TASK TO COMPLETE >> Narrow the data below down to the lines containing "version".

————

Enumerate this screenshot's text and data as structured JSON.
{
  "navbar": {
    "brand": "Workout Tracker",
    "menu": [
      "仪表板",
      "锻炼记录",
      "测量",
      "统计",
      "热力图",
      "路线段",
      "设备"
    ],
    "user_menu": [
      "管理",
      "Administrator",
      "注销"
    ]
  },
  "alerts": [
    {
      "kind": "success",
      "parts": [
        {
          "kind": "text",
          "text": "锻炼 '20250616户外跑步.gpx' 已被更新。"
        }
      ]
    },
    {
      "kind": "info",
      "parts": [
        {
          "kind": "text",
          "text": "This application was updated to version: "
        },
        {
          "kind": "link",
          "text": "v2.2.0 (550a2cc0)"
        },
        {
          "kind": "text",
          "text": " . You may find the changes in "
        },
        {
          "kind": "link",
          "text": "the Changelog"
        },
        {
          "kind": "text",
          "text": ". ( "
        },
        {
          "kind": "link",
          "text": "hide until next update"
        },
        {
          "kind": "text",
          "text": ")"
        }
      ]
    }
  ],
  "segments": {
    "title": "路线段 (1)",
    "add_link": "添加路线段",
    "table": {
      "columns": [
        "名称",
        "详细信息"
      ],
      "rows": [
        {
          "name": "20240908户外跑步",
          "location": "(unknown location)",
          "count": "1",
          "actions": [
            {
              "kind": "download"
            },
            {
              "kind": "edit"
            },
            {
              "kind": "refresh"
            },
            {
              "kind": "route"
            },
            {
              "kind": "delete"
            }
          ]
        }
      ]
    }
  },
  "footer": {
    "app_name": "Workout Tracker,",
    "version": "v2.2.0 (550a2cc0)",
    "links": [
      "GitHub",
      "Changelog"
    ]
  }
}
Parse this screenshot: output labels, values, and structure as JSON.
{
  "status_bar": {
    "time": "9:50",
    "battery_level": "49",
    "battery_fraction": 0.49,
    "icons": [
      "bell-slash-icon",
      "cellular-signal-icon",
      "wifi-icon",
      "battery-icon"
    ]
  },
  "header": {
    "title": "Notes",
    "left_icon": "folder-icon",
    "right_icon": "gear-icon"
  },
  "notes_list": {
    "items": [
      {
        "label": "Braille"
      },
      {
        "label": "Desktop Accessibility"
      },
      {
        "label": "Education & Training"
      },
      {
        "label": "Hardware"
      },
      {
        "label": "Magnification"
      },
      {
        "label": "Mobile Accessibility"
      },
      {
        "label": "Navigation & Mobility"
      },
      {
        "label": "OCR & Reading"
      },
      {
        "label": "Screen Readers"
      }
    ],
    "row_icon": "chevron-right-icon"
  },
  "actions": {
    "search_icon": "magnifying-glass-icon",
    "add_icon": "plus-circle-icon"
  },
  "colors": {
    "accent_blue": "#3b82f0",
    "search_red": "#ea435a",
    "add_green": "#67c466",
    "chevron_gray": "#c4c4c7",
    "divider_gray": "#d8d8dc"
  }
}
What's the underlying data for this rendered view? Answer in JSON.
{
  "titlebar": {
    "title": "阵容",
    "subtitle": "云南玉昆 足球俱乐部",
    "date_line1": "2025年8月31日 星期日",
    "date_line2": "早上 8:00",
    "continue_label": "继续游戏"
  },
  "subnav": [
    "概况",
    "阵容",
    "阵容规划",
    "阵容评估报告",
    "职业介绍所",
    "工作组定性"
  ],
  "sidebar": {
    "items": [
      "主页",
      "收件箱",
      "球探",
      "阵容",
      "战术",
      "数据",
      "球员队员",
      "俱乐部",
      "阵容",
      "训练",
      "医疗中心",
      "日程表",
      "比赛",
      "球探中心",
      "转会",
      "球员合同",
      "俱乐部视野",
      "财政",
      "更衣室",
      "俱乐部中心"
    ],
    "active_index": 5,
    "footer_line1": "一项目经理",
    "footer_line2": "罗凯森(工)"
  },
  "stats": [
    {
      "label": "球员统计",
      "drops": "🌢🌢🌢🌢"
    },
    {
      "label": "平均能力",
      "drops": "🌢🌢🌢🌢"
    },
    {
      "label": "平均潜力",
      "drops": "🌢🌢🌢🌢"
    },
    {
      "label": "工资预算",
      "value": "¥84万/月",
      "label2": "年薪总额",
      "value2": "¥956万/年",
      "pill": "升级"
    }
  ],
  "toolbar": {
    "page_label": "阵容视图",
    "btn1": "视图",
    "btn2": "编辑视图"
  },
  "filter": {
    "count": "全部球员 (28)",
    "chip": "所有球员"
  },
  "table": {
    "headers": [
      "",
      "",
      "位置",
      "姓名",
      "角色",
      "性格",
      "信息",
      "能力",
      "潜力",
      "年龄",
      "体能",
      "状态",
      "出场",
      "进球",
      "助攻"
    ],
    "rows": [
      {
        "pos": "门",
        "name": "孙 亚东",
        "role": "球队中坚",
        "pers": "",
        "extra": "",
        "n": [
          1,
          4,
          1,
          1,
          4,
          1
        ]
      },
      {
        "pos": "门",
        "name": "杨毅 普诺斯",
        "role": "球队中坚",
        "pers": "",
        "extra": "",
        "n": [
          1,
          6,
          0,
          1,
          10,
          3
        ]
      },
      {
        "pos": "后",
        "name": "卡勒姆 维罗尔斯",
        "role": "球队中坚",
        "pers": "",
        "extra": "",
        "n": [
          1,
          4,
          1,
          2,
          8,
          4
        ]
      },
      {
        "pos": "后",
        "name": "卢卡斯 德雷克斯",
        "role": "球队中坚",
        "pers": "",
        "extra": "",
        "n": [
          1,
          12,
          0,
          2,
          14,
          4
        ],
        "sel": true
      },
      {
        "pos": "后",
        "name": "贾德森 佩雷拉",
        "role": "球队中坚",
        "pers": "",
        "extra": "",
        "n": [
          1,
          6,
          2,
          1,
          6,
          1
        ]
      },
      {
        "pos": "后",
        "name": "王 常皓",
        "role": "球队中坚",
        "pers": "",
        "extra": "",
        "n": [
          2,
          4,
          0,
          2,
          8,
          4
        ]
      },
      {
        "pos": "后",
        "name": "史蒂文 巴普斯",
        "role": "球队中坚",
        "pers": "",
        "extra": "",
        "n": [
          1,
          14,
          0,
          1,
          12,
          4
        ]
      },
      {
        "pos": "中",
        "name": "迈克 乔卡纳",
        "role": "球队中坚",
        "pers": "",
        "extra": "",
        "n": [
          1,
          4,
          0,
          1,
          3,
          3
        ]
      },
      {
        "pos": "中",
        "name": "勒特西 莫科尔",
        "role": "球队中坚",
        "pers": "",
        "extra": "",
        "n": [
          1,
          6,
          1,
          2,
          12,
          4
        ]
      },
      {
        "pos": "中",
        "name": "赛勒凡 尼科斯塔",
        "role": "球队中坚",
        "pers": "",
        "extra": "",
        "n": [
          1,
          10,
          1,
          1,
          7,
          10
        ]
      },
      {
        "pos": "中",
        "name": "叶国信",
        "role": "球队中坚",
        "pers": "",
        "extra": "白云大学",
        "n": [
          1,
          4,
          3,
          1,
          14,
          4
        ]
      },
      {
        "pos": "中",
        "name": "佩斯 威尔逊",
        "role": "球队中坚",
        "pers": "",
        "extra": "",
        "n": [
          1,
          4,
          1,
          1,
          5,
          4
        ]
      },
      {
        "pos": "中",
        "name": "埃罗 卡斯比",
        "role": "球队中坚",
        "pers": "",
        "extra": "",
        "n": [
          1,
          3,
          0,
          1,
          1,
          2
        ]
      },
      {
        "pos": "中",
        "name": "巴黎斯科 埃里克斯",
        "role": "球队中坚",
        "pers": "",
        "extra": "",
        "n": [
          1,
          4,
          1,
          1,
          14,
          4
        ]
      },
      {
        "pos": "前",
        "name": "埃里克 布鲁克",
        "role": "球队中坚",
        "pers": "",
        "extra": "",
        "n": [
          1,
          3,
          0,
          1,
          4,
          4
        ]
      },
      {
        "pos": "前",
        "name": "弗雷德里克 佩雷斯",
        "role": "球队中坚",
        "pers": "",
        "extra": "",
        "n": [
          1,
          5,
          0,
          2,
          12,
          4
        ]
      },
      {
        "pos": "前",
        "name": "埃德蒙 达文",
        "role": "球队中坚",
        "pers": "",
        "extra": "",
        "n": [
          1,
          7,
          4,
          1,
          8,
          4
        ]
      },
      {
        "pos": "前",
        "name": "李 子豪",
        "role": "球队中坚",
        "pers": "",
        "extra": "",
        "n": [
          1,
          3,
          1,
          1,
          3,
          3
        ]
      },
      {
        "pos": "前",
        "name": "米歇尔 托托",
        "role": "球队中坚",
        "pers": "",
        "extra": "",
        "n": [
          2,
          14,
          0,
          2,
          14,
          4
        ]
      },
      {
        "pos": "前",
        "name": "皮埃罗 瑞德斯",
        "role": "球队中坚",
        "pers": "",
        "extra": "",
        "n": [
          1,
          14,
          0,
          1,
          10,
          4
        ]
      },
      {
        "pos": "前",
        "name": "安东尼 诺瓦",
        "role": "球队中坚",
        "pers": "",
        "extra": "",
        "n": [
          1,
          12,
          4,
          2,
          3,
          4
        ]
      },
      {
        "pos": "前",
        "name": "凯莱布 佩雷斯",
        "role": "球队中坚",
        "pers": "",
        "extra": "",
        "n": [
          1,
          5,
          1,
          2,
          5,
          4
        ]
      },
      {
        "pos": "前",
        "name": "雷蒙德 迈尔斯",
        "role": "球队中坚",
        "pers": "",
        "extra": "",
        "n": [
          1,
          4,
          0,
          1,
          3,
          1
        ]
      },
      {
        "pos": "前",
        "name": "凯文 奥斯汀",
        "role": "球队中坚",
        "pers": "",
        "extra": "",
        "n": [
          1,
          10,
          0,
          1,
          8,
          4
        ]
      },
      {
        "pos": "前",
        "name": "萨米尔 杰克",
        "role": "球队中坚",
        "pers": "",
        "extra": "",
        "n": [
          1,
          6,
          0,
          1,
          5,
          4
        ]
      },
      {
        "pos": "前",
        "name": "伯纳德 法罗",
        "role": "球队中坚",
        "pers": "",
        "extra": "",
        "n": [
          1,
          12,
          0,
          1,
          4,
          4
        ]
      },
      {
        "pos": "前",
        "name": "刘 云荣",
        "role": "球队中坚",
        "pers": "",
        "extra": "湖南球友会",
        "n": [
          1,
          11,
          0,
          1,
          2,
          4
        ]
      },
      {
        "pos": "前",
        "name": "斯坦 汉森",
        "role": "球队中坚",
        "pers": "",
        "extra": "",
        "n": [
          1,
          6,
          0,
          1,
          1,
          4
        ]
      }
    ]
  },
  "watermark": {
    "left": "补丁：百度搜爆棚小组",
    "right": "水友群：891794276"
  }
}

————

FINAL RESULT >>
          "text": "This application was updated to version: "
    "version": "v2.2.0 (550a2cc0)",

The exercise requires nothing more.